— start of Data lines —

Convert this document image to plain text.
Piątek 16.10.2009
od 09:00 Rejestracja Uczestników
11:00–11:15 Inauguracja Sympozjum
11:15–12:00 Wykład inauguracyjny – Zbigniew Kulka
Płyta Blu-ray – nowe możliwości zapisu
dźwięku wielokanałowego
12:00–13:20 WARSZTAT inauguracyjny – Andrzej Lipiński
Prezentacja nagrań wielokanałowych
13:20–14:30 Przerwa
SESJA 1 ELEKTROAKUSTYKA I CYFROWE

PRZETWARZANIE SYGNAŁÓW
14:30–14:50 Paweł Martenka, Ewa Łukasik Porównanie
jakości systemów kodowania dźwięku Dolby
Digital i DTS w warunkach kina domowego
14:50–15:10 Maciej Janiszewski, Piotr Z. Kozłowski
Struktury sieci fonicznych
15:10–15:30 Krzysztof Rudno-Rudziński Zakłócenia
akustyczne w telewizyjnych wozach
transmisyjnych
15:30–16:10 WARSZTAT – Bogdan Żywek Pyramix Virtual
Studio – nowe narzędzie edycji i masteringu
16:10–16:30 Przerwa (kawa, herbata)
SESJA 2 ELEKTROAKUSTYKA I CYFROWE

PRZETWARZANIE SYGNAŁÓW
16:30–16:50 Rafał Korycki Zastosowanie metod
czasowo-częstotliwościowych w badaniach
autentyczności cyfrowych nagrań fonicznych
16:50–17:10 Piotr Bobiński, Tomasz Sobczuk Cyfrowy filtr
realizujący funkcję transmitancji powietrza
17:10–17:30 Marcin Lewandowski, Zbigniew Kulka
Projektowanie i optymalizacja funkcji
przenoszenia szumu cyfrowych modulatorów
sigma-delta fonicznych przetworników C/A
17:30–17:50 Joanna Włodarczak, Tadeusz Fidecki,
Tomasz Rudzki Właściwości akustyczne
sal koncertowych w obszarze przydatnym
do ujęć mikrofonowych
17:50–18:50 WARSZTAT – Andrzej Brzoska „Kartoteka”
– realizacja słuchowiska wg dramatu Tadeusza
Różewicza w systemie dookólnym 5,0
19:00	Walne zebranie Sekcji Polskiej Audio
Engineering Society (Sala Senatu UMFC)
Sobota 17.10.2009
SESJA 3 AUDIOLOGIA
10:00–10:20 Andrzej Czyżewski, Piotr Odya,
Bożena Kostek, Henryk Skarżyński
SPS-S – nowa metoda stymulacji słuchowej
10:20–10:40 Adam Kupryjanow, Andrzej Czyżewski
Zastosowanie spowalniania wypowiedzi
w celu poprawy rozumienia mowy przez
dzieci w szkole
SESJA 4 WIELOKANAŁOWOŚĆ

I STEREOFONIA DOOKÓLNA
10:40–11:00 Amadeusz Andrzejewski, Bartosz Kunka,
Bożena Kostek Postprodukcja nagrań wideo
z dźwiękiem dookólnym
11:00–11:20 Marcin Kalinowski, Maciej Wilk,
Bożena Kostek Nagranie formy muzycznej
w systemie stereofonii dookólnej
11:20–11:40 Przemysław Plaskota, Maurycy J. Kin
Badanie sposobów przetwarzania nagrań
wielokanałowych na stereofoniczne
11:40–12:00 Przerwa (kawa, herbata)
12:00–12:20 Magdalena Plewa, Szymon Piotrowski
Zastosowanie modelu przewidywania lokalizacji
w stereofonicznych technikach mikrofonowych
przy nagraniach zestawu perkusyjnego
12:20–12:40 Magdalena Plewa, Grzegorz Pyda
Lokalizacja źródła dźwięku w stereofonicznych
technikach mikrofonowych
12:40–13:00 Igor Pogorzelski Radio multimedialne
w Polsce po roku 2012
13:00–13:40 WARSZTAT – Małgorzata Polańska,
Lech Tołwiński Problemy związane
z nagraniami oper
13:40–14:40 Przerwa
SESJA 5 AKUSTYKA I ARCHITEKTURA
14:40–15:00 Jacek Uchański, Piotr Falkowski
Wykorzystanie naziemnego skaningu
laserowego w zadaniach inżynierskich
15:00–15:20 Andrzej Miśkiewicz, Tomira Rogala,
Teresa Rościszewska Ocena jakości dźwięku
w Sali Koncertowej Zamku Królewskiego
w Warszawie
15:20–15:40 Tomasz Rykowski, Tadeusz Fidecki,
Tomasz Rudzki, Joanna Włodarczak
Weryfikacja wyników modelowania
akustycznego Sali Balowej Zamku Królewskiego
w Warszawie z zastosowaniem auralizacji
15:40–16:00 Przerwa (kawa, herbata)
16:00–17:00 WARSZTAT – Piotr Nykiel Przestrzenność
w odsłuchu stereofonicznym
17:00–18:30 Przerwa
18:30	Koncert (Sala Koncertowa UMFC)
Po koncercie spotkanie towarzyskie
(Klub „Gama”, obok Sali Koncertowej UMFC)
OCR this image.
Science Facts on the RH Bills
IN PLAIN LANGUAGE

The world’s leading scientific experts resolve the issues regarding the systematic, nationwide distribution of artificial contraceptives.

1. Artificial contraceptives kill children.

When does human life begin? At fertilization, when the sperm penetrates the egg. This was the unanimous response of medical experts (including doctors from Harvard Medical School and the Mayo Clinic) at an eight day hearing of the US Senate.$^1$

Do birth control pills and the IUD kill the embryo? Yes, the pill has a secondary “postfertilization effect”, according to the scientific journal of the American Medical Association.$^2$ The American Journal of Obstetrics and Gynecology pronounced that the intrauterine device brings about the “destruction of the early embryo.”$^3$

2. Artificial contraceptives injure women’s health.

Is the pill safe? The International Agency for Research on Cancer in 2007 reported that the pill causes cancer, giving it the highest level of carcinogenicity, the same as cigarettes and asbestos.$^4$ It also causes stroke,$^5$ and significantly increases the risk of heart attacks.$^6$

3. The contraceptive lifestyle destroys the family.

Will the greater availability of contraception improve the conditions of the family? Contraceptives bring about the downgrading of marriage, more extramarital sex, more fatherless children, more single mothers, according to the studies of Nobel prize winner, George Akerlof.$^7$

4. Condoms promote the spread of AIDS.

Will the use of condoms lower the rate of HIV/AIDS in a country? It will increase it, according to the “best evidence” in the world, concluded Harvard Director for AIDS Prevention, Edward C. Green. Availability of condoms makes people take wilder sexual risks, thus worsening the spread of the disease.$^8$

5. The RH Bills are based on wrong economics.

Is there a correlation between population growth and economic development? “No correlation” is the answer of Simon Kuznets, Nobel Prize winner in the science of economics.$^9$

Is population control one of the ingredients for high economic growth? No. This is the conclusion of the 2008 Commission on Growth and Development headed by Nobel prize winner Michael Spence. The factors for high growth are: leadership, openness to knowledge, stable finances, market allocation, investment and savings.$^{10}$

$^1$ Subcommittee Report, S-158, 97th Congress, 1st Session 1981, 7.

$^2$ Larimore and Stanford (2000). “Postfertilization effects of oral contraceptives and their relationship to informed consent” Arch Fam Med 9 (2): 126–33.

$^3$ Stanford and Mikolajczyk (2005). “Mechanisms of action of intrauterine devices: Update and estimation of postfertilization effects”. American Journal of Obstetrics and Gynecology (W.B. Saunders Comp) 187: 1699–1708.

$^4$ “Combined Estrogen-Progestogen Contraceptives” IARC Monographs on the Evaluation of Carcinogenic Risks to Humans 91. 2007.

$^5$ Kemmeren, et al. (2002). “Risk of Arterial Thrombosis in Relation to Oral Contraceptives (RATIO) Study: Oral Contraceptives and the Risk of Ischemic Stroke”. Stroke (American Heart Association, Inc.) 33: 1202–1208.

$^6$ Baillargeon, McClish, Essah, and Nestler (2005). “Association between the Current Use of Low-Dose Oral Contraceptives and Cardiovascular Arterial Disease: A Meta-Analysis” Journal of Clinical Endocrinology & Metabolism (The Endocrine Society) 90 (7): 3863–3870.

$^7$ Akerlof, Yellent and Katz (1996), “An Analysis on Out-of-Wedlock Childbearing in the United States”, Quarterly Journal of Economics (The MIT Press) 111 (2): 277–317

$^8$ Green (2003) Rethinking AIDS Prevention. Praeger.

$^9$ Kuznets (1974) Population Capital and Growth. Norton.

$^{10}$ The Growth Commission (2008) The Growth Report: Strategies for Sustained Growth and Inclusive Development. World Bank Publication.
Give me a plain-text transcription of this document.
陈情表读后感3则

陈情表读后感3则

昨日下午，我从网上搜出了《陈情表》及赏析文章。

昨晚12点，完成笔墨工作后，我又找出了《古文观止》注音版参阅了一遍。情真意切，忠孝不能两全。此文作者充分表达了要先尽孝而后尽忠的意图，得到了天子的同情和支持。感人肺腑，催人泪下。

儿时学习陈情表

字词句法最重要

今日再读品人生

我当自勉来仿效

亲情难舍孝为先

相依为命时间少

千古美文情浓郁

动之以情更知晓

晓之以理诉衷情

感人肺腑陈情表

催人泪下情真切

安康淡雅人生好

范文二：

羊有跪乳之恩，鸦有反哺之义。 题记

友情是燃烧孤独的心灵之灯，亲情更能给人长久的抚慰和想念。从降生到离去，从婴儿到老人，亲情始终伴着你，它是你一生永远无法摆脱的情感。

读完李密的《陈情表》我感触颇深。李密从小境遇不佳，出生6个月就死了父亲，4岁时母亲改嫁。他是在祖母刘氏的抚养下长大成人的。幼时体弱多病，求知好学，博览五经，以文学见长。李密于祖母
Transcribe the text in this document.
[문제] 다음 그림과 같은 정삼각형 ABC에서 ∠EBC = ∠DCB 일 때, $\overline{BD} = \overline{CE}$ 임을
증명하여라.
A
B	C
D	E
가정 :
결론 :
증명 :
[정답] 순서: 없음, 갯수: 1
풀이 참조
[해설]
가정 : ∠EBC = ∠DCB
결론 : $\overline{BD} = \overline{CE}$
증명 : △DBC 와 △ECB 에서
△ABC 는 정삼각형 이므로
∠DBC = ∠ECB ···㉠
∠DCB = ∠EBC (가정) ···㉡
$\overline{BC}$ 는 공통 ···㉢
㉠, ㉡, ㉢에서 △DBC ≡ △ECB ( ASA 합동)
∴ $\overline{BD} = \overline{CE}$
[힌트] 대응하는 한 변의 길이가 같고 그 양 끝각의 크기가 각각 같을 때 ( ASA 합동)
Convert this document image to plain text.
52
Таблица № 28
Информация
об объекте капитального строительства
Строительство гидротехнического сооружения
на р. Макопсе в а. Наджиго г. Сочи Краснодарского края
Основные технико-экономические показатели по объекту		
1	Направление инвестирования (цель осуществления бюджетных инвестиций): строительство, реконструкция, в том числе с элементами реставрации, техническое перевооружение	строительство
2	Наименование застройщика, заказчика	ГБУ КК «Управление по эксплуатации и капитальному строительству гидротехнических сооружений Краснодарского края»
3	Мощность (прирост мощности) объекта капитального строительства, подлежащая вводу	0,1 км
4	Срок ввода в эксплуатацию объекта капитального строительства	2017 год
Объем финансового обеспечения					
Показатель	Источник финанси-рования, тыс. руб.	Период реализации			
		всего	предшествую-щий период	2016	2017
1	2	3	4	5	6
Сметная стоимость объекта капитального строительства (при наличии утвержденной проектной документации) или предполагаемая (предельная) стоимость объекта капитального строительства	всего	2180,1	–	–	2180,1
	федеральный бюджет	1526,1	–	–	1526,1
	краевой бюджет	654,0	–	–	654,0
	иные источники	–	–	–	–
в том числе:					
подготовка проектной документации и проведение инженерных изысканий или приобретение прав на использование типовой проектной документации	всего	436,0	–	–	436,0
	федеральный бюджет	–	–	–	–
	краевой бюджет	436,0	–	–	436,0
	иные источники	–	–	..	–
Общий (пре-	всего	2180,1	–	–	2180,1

— end of Data lines —

§ What you will do
Find how many lines of the material carry the string "Fidecki". Only the number should be in the answer.

§ Task output
2